Exercise prompt → In the data, extract each line that holds the string "this".

· · ·

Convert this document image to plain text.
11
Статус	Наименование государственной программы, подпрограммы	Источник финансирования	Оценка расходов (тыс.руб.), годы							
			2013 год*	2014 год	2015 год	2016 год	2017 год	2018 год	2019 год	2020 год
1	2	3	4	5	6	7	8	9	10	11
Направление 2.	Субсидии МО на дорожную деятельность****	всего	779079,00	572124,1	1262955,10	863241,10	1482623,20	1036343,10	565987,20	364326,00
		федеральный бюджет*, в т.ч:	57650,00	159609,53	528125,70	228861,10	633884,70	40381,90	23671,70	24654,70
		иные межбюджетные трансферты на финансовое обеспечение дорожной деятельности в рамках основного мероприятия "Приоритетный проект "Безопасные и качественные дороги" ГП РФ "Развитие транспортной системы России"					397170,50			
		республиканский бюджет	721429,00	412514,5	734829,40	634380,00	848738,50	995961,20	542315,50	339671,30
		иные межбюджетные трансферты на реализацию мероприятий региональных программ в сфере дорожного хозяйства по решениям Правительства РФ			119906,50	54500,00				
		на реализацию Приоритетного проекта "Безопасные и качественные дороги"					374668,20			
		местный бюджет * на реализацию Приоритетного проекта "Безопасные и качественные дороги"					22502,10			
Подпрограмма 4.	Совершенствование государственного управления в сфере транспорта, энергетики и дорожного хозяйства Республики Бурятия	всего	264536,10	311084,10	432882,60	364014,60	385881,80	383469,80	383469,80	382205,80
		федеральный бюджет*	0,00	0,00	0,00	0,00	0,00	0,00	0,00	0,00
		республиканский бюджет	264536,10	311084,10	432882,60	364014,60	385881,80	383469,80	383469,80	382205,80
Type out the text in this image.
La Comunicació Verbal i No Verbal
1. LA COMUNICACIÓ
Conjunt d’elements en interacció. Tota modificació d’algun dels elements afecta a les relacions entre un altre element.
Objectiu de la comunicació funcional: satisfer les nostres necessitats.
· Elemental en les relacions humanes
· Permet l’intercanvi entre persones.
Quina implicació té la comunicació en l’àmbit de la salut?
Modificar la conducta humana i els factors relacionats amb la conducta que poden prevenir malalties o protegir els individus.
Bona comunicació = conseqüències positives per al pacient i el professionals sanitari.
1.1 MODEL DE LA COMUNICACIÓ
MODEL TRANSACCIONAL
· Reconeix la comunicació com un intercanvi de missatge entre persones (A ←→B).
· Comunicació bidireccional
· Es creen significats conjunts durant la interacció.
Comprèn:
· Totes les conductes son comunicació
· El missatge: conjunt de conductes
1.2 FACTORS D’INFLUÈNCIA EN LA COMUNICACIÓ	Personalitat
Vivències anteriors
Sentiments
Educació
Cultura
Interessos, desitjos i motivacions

· · ·

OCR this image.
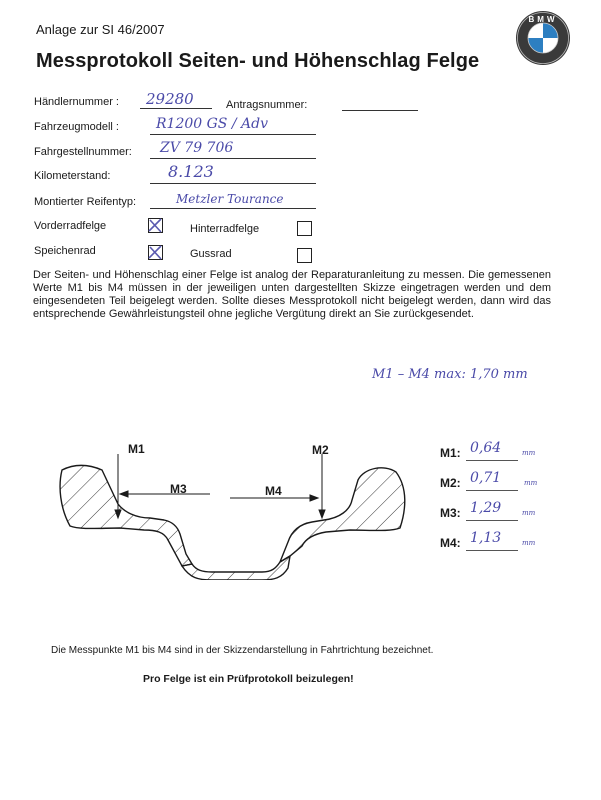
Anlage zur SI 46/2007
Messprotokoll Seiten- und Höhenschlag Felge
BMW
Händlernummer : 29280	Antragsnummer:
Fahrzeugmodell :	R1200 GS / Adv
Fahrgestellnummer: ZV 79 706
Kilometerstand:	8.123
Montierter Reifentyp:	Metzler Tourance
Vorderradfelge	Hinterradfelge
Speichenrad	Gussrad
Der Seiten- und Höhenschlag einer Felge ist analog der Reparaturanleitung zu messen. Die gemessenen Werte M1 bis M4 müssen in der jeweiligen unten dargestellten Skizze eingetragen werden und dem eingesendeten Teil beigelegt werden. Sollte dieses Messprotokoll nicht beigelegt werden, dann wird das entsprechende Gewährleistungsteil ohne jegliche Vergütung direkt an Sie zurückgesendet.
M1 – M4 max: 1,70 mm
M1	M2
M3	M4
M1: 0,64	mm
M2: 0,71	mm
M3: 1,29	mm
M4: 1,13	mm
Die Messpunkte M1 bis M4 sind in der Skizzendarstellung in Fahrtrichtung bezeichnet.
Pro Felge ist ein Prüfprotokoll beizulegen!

· · ·

In response →
Convert this document image to plain text.
Type out the text in this image.
OCR this image.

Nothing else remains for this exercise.